INFORMATION SUPPLIED:
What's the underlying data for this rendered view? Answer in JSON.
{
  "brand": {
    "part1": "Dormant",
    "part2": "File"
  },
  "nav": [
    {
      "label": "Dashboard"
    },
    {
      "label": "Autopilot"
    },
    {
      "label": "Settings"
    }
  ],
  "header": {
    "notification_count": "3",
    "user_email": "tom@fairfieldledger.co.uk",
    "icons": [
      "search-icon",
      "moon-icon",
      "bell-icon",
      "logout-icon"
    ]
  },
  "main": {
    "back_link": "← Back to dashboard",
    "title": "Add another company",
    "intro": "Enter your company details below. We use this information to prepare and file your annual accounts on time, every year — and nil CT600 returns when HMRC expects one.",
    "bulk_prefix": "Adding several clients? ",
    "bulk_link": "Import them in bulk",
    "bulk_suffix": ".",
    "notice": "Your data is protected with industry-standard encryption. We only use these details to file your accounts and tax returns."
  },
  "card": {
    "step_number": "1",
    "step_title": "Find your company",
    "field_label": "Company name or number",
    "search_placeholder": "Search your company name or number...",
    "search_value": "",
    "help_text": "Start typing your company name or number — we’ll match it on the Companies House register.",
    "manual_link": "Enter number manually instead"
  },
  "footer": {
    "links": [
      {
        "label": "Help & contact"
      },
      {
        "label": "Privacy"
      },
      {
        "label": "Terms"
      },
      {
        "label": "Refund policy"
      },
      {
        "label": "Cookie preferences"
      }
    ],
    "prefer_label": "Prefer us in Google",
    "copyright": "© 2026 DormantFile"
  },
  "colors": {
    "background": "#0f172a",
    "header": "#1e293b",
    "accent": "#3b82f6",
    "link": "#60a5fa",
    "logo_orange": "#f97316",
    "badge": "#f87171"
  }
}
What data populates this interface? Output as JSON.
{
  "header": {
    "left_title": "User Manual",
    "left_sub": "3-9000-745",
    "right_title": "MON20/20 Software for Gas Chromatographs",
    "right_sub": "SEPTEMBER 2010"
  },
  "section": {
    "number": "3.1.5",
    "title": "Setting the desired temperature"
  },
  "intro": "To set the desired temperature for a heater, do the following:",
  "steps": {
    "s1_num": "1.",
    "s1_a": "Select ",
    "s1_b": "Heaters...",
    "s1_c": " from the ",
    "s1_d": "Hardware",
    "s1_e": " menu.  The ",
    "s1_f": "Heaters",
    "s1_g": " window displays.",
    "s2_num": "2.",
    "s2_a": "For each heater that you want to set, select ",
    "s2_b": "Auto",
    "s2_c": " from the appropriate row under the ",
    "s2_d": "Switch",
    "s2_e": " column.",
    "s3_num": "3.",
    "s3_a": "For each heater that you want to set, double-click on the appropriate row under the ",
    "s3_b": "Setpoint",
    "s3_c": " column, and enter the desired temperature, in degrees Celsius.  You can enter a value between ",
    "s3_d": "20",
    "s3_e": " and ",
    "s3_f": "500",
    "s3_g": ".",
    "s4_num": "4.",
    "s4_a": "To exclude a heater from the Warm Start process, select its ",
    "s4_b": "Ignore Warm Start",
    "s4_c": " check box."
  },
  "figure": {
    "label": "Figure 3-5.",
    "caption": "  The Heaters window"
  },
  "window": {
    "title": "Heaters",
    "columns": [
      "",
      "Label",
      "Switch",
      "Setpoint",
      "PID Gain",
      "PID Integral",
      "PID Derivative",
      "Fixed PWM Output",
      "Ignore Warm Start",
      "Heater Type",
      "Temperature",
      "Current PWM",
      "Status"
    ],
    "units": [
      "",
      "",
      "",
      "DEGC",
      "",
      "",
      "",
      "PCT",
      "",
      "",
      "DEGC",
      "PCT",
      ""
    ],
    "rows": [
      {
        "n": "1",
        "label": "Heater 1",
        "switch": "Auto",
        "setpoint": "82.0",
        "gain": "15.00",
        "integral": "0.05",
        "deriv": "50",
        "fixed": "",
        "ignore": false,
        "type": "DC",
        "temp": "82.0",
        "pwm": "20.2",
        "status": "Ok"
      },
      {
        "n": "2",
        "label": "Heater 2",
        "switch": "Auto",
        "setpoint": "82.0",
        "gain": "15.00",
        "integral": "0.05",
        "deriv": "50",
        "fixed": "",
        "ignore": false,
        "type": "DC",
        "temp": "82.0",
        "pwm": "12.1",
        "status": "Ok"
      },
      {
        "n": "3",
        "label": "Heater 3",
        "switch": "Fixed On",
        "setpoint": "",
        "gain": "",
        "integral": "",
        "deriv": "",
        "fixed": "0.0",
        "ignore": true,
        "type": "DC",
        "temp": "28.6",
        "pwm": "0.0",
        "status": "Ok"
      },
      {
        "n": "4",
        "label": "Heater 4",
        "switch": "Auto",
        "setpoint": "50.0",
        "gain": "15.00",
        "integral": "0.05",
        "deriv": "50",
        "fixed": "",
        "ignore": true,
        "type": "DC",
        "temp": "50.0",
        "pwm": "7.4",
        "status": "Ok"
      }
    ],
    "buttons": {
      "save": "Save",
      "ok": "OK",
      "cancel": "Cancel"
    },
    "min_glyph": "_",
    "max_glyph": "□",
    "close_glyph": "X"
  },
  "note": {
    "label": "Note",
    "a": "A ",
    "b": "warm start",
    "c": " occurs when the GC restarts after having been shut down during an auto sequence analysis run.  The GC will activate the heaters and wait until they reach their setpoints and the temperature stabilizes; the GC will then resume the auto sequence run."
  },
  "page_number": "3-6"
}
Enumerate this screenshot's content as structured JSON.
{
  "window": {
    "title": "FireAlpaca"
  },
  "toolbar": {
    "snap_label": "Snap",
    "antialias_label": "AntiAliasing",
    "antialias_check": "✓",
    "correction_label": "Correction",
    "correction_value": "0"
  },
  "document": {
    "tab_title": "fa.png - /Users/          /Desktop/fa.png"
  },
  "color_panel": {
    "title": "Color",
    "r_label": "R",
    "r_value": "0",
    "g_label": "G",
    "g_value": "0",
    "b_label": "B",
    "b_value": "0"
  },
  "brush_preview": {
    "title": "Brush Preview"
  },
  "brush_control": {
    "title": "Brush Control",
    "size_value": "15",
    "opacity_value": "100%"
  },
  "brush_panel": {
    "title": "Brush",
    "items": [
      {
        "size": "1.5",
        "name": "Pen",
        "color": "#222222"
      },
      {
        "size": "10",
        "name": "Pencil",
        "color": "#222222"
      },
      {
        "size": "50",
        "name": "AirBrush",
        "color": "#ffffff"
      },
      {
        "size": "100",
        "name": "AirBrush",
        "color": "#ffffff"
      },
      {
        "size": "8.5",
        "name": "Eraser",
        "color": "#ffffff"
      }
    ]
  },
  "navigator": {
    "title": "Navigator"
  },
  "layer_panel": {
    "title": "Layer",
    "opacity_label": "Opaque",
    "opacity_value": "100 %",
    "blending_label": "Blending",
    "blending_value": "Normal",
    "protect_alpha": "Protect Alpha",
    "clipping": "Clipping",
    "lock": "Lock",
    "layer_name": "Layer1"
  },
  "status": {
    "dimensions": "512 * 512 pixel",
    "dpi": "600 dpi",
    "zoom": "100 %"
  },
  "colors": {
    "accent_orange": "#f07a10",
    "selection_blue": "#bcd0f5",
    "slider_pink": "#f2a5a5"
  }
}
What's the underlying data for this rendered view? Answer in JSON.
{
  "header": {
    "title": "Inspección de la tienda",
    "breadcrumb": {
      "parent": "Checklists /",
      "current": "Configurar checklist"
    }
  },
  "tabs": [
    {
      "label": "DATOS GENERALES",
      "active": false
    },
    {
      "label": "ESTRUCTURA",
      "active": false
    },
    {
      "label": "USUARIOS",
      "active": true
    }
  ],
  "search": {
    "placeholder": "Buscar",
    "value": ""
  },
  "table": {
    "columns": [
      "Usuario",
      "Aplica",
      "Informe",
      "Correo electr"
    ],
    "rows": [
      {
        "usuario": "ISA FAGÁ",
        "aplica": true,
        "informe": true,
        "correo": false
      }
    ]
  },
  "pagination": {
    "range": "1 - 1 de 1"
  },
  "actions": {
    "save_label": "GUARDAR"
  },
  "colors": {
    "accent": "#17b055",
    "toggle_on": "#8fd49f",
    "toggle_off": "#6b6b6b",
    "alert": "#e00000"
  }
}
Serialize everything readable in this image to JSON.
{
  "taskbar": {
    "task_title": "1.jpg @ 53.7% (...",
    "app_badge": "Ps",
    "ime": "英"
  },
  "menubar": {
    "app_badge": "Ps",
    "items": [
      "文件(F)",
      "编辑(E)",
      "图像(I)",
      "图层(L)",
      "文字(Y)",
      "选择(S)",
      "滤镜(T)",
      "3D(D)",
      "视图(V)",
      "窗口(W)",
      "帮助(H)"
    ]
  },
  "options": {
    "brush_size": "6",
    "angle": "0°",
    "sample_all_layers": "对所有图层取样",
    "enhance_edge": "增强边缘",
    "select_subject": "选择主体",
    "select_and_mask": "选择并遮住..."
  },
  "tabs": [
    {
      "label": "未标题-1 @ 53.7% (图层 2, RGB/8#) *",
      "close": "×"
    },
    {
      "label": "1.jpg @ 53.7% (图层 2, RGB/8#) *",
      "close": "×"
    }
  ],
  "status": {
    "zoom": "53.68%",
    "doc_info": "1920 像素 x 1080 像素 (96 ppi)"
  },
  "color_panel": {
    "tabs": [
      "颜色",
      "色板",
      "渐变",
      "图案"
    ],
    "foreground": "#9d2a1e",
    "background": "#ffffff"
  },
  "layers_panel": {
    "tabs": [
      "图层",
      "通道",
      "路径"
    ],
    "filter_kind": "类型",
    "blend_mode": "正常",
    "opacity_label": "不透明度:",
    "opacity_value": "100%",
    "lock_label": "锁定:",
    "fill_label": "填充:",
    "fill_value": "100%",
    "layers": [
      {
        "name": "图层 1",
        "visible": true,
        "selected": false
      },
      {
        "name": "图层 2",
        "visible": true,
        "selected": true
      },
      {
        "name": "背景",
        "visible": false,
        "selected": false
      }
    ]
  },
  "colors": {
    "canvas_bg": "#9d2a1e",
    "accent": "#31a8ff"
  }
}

PROBLEM DESCRIPTION: Retype, exactly and only, the lines running from the one with "Serialize everything readable" through the final line of the listing above.

SOLVED EXERCISE:
Serialize everything readable in this image to JSON.
{
  "taskbar": {
    "task_title": "1.jpg @ 53.7% (...",
    "app_badge": "Ps",
    "ime": "英"
  },
  "menubar": {
    "app_badge": "Ps",
    "items": [
      "文件(F)",
      "编辑(E)",
      "图像(I)",
      "图层(L)",
      "文字(Y)",
      "选择(S)",
      "滤镜(T)",
      "3D(D)",
      "视图(V)",
      "窗口(W)",
      "帮助(H)"
    ]
  },
  "options": {
    "brush_size": "6",
    "angle": "0°",
    "sample_all_layers": "对所有图层取样",
    "enhance_edge": "增强边缘",
    "select_subject": "选择主体",
    "select_and_mask": "选择并遮住..."
  },
  "tabs": [
    {
      "label": "未标题-1 @ 53.7% (图层 2, RGB/8#) *",
      "close": "×"
    },
    {
      "label": "1.jpg @ 53.7% (图层 2, RGB/8#) *",
      "close": "×"
    }
  ],
  "status": {
    "zoom": "53.68%",
    "doc_info": "1920 像素 x 1080 像素 (96 ppi)"
  },
  "color_panel": {
    "tabs": [
      "颜色",
      "色板",
      "渐变",
      "图案"
    ],
    "foreground": "#9d2a1e",
    "background": "#ffffff"
  },
  "layers_panel": {
    "tabs": [
      "图层",
      "通道",
      "路径"
    ],
    "filter_kind": "类型",
    "blend_mode": "正常",
    "opacity_label": "不透明度:",
    "opacity_value": "100%",
    "lock_label": "锁定:",
    "fill_label": "填充:",
    "fill_value": "100%",
    "layers": [
      {
        "name": "图层 1",
        "visible": true,
        "selected": false
      },
      {
        "name": "图层 2",
        "visible": true,
        "selected": true
      },
      {
        "name": "背景",
        "visible": false,
        "selected": false
      }
    ]
  },
  "colors": {
    "canvas_bg": "#9d2a1e",
    "accent": "#31a8ff"
  }
}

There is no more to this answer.